Skip the images. Copy the records exactly as written.

*RECORDS FOR THE TASK*
----

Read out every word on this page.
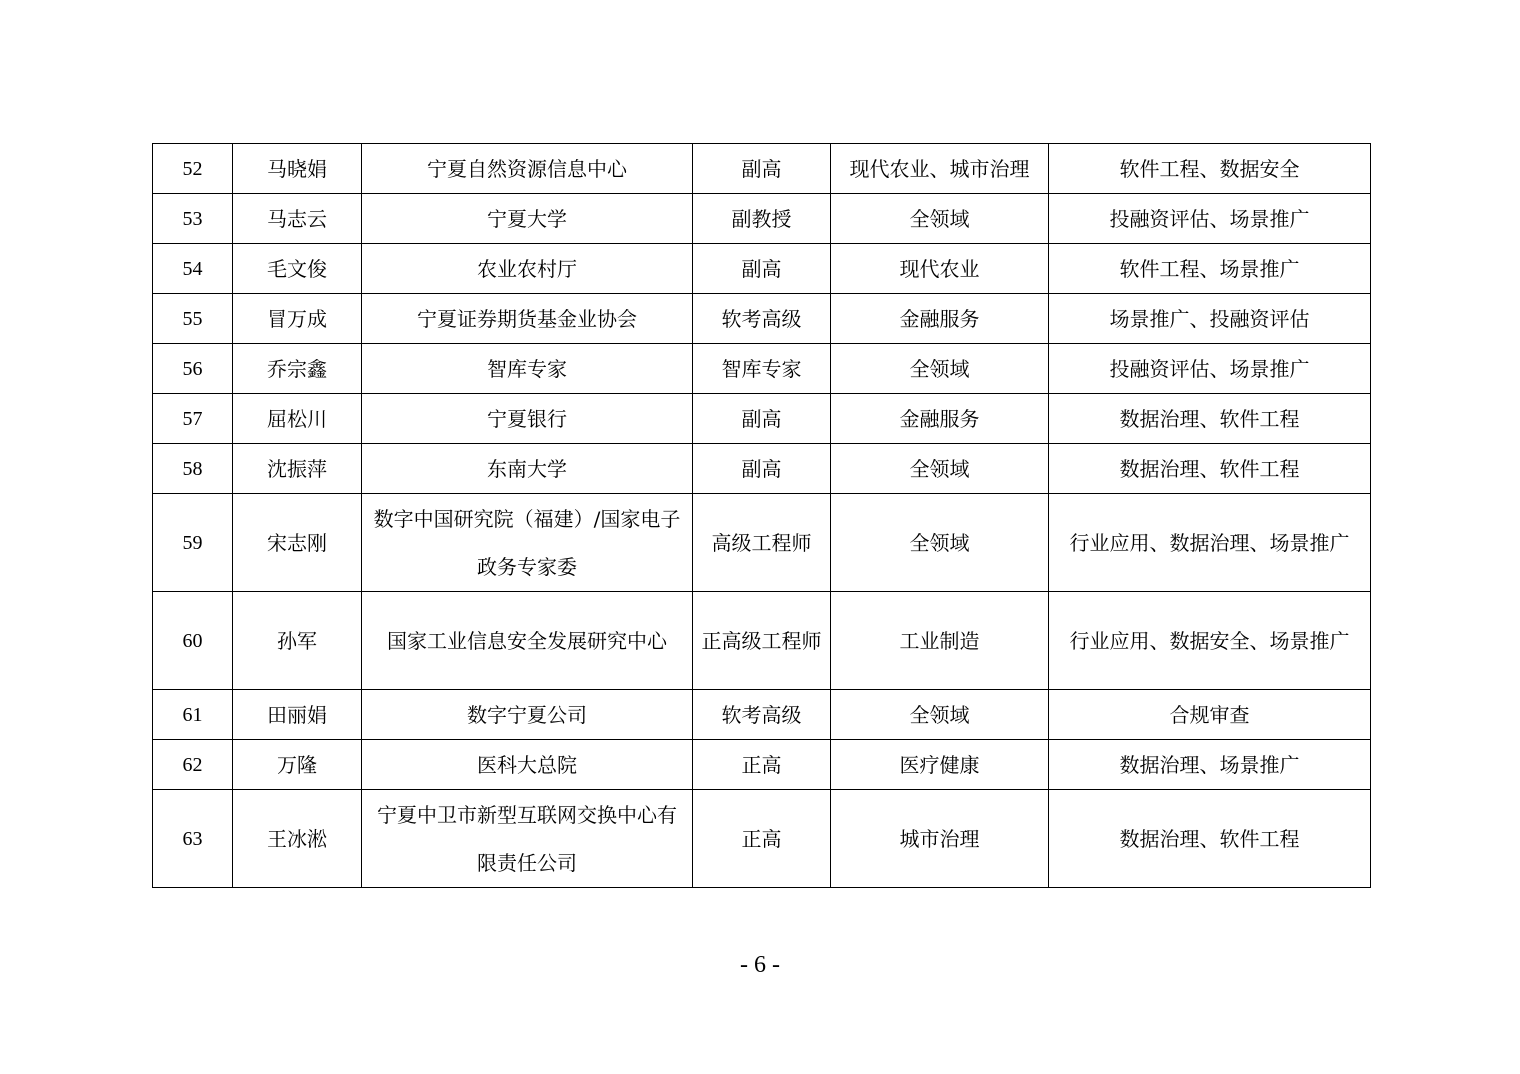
52	马晓娟	宁夏自然资源信息中心	副高	现代农业、城市治理	软件工程、数据安全
53	马志云	宁夏大学	副教授	全领域	投融资评估、场景推广
54	毛文俊	农业农村厅	副高	现代农业	软件工程、场景推广
55	冒万成	宁夏证券期货基金业协会	软考高级	金融服务	场景推广、投融资评估
56	乔宗鑫	智库专家	智库专家	全领域	投融资评估、场景推广
57	屈松川	宁夏银行	副高	金融服务	数据治理、软件工程
58	沈振萍	东南大学	副高	全领域	数据治理、软件工程
59	宋志刚	数字中国研究院（福建）/国家电子政务专家委	高级工程师	全领域	行业应用、数据治理、场景推广
60	孙军	国家工业信息安全发展研究中心	正高级工程师	工业制造	行业应用、数据安全、场景推广
61	田丽娟	数字宁夏公司	软考高级	全领域	合规审查
62	万隆	医科大总院	正高	医疗健康	数据治理、场景推广
63	王冰淞	宁夏中卫市新型互联网交换中心有限责任公司	正高	城市治理	数据治理、软件工程
- 6 -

----

*RESULT OF THE TASK*
Read out every word on this page.
52	马晓娟	宁夏自然资源信息中心	副高	现代农业、城市治理	软件工程、数据安全
53	马志云	宁夏大学	副教授	全领域	投融资评估、场景推广
54	毛文俊	农业农村厅	副高	现代农业	软件工程、场景推广
55	冒万成	宁夏证券期货基金业协会	软考高级	金融服务	场景推广、投融资评估
56	乔宗鑫	智库专家	智库专家	全领域	投融资评估、场景推广
57	屈松川	宁夏银行	副高	金融服务	数据治理、软件工程
58	沈振萍	东南大学	副高	全领域	数据治理、软件工程
59	宋志刚	数字中国研究院（福建）/国家电子政务专家委	高级工程师	全领域	行业应用、数据治理、场景推广
60	孙军	国家工业信息安全发展研究中心	正高级工程师	工业制造	行业应用、数据安全、场景推广
61	田丽娟	数字宁夏公司	软考高级	全领域	合规审查
62	万隆	医科大总院	正高	医疗健康	数据治理、场景推广
63	王冰淞	宁夏中卫市新型互联网交换中心有限责任公司	正高	城市治理	数据治理、软件工程
- 6 -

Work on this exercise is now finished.